■ **Problem details**
Pick out each line containing the string "Short" and copy it.

[Data entries]

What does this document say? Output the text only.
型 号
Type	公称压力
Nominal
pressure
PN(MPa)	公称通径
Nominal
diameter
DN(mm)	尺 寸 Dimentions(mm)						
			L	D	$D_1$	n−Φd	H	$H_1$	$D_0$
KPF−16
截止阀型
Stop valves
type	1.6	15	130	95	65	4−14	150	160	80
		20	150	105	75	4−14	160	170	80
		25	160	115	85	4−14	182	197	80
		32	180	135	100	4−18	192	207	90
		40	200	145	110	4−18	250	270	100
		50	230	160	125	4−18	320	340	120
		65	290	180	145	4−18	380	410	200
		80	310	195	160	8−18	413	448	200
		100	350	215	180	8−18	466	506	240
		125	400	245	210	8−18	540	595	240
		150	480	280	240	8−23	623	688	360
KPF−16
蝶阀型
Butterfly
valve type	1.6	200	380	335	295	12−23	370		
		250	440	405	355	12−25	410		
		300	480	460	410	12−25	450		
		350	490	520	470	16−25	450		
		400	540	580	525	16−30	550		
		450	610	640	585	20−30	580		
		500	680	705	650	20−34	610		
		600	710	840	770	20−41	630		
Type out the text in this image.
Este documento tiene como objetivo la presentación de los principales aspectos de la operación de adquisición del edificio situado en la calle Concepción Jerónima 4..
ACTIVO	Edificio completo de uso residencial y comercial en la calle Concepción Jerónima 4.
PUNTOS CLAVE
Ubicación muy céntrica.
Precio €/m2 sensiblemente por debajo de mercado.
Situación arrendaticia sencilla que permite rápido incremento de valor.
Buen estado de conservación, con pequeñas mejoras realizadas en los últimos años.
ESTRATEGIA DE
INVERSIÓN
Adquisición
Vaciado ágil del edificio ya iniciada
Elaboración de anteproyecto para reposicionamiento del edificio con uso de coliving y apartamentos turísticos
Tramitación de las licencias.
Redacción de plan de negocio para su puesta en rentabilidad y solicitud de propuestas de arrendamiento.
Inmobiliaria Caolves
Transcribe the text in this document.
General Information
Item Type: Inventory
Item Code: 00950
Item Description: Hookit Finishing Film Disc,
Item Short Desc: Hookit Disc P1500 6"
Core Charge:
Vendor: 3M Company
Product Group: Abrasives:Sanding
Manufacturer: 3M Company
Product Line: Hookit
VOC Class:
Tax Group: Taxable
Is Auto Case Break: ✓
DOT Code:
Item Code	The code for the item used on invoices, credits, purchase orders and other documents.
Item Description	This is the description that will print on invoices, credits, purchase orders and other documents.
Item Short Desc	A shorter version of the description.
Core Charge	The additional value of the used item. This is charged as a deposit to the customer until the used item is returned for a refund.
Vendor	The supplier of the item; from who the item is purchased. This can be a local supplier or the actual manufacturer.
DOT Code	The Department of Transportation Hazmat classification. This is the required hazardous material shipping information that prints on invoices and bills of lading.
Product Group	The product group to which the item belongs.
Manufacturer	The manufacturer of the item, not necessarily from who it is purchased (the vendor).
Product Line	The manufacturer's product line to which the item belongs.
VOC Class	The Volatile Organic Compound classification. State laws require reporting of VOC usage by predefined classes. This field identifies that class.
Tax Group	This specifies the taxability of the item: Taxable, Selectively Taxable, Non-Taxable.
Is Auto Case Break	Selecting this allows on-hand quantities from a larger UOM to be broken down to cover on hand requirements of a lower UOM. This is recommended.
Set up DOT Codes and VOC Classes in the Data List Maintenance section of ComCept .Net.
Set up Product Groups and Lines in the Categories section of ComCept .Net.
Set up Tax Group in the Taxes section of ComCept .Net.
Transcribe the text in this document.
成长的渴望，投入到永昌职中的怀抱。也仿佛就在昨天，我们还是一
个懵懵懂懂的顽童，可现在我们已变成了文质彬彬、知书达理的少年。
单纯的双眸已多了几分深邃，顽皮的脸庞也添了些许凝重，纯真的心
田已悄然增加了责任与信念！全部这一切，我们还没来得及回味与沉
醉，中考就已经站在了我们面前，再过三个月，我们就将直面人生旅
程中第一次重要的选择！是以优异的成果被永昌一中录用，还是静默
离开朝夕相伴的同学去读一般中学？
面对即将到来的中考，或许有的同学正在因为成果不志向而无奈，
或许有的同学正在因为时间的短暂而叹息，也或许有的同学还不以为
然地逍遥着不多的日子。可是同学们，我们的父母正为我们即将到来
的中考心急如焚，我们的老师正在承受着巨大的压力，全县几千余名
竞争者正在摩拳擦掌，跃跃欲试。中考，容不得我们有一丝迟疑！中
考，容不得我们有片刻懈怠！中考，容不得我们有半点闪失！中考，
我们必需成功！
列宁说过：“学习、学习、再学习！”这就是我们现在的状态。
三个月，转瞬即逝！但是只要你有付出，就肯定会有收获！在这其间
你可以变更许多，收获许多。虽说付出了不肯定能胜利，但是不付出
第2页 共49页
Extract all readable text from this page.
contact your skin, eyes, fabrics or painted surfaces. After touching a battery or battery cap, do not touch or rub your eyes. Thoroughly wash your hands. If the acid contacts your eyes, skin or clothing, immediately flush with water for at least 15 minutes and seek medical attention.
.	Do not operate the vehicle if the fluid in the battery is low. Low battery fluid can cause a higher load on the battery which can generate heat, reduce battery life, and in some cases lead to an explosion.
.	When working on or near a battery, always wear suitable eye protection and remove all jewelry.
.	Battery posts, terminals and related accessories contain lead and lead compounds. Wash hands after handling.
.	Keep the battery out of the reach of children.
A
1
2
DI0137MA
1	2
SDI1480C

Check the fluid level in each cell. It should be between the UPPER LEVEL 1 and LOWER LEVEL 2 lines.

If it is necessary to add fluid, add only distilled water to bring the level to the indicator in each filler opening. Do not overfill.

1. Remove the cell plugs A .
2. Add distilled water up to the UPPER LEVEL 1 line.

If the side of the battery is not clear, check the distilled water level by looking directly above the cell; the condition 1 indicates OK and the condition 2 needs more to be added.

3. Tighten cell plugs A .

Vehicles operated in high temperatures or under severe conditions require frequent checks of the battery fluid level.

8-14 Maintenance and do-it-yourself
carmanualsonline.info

■ **Written response**
Item Short Desc: Hookit Disc P1500 6"
Item Short Desc	A shorter version of the description.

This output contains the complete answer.